# LR4 latency/slow sliders issue



## Glenn Springer (Mar 21, 2012)

How come I don't see this topic here? It's on both the Adobé and NAPP forums. I'm badly affected. Grab a slider and it moves: once. Grab it again or try to change the adjustment, it takes 3-4 seconds to react. The program is totally unusable. I don't have any more time to spend on the development team at Adobe. So I've rolled back to LR3.6, took the hit on anything I had actually done in LR4 (exported psd's and reimported them to LR3) and I'm done. I posted the following on the Adobe forum. They have "acknowledged" the issue but that's it.
Like many others, a couple of new features in LR4 made me buy it, plus the attractive price. But the ability to email directly (without a proper address book) and a couple of slider changes are not worth the hours I've wasted trying to make it work or even issues that have not come to the forefront yet, like the apparent tweaking of the sRGB conversion algorithm. 

The unacceptable latency associated with the sliders is a deal breaker for me. And I don't know how, nor do I WANT to know how to change how many cores of my CPU Lightroom uses or how to clean my registry or any of that fancy stuff. I used to program in Fortran and Cobol and dBase and Assembler back in the Day but now I'm a USER. I just don't want to know. Which video card am I using? It says "ATI" under device manager. I spent over $1000 on this system a couple of years ago and got a quad core machine with 8Gb of RAM and that's all I want to know. It's not the latest and greatest, but Lightroom should work on it and going from LR3.6 to LR4 should be an UPgrade, not a DOWNgrade.

Because I don't do this for a living, I'm OK with reaching out to CS5 or some of the tone-mapping plugins to get to where I want an image to be. I was pretty happy with LR3.6. And I don't see any compelling changes in the CS6 previews to make me want to jump there either when the time comes (some of the content-aware cloning features are pretty cool, though, I must admit).

So I'm going to give Adobé a couple more days to respond with something constructive, then I'm going to call their customer service and see what I need to do to get a refund. If a lot of other people would do the same thing, maybe they would have to sit up and take notice.
→
​PS: I haven't found how to add a signature here, but you can contact me at [email protected] and my blog is at www.faczen.blogspot.com


----------



## Kiwigeoff (Mar 21, 2012)

Glenn, we are sorry that you are experiencing issues with LR4.
Lightroomforums is not associated with Adobe and is managed by a group of people expert in Lightroom and committed to helping others getting the most from LR while learning themselves.
As such we don't tolerate negative comments about Adobe as they achieve little. 
If you choose to use this forum please use the style which you see others using. Thank you.

Signatures can only be added after you have made some posts, 10 or 12 I understand.


----------



## Happy Haggis (Mar 21, 2012)

Glenn, the people here are very knowledgeable and help when a genuine question is asked. The issue of slow performance in LR4 has been raised here and is included in Victoria's list here 
I understand your frustration, but this is really not the place to rant about Adobe.


----------



## Glenn Springer (Mar 21, 2012)

Kiwigeoff said:


> As such we don't tolerate negative comments about Adobe as they achieve little.
> If you choose to use this forum please use the style which you see others using. Thank you.



Got it. I was hoping others were experiencing the same issues and would have some suggestions or something constructive to say.
========================================
§ **TASK GOAL**
Pick up the forum thread about slow sliders in Lightroom 4 after its final sentence and continue it.
========================================
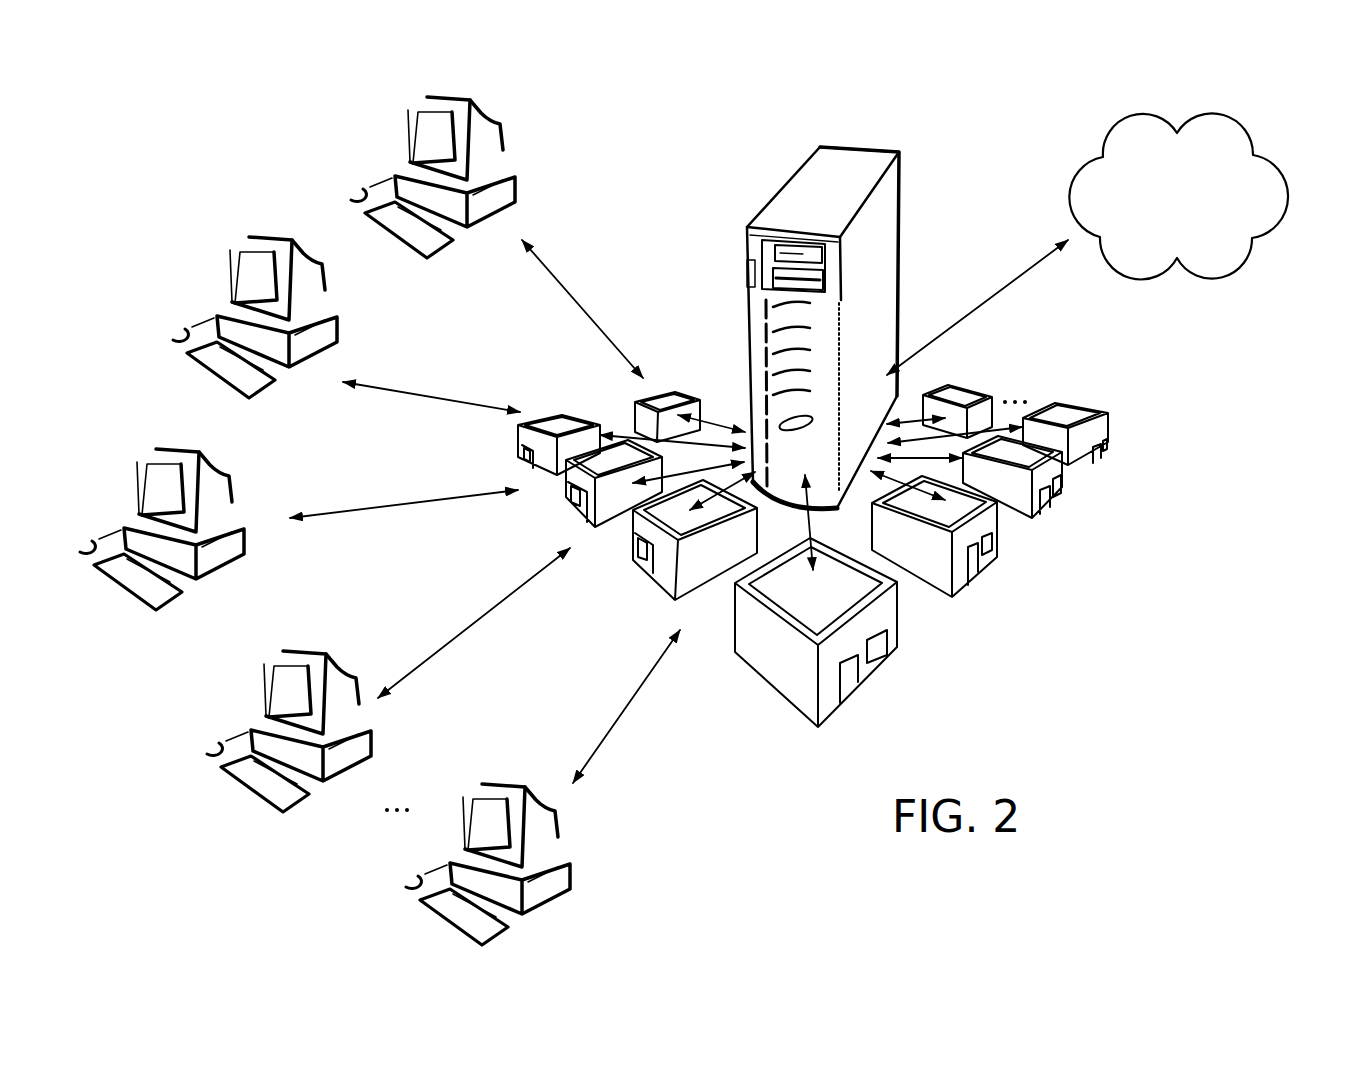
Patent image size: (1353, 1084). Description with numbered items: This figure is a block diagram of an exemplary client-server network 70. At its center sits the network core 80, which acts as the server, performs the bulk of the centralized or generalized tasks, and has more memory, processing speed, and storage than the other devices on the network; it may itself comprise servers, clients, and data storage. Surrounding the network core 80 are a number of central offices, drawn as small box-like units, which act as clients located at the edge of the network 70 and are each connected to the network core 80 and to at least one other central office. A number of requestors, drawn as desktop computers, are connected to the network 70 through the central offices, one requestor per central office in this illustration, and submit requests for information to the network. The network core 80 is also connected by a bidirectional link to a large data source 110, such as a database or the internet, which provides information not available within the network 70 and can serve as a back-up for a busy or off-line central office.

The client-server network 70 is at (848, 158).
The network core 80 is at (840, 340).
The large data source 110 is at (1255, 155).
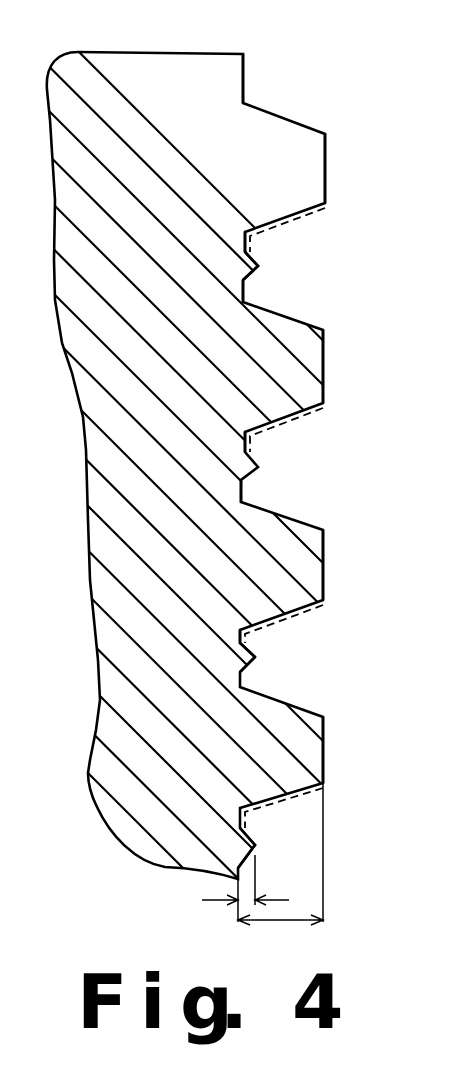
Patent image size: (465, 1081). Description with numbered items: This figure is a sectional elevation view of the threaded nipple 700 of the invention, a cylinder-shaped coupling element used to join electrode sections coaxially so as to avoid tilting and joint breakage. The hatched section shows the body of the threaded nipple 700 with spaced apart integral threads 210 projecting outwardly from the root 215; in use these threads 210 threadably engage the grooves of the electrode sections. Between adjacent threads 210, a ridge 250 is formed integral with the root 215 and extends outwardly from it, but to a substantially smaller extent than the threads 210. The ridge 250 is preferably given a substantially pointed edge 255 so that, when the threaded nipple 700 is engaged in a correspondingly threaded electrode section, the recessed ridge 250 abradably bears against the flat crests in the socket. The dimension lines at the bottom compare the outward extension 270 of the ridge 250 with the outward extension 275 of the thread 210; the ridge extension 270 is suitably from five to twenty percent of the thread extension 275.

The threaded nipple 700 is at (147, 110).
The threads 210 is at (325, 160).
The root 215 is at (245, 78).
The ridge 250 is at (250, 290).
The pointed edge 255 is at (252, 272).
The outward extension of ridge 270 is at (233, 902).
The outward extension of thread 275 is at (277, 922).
========================================
§ **EXERCISE OUTPUT**
I'm very committed to LR, I was a late adopter (LR2) but I love the program and don't know where I would be without it. I thought this would be a useful resource. 

I'll go away now, and go back to the NAPP and Adobe sites where they don't have their heads buried in the sand.

I suppose this post will never see the light of day.


----------



## LumixUser (Mar 21, 2012)

Glenn Springer said:


> Got it. I was hoping others were experiencing the same issues and would have some suggestions or something constructive to say.
> 
> I'm very committed to LR, I was a late adopter (LR2) but I love the program and don't know where I would be without it. I thought this would be a useful resource.
> 
> ...



Well, I don't know, why a little bit of rant about Adobe should not be tolerated here.

In general about the same thing happened, when Lightroom 3 was released. The majority were happy users with no performance issues (I belonged to them), and there were some thread appearing soon after the release, where people reported about performance issues such as sticky sliders. Sure, there were still some bugs in the software, but very likely a lot of performance issues were due to system configurations, which Adobe can never reproduce in any economically reasonable manner. Faulty hardware drivers, conflicts with other software, and even operating system bugs could be at play here. In order to check, if the new LR release has some issues on YOUR system, Adobe offers a 30 day test period to find that out. Even though I am very happy with LR4's performance, I will use that test period fully. As a former(?) software engineer you should have known that testing is mandatory practice before putting something into production.

With LR3 it took Adobe five point releases until 3.5 to nail the problems down and to offer a very performant and responsive Lightroom version.

In my observation, Lightroom 4 works perfectly acceptable. I upgraded my LR3 catalog with no issues. The performance related threads and reports are in my view less abundant than with LR3. My suggestion is to observe in the Lightroom forums the course of Lightroom, and try again, when it seems that performance issues have been resolved (either by bug fixes in the Lightroom code or by adding workarounds for issues, for which Adobe has no responsibility). You should also note that Adobe can only do something, if they can reproduce the problem and find the reason for the issue. Without that - and users need to give appropriate information about the issue - things can't be fixed. Some users therefore might be in the unfortunate situation, that Lightroom will stay slow.

EDIT: In your profile, I noticed that you use a Wacom tablet. Wacom drivers could create problems, if I recall the past. Did you check Lightroom after uninstalling the drivers? Do the problems occur while using tablet or the mouse - or in both cases? You see, that your problem description was possibly not detailed enough to get possible reasons over to the Adobe developers. Also, you use two monitors. Does the performance problems still exist, when you work with one monitor only?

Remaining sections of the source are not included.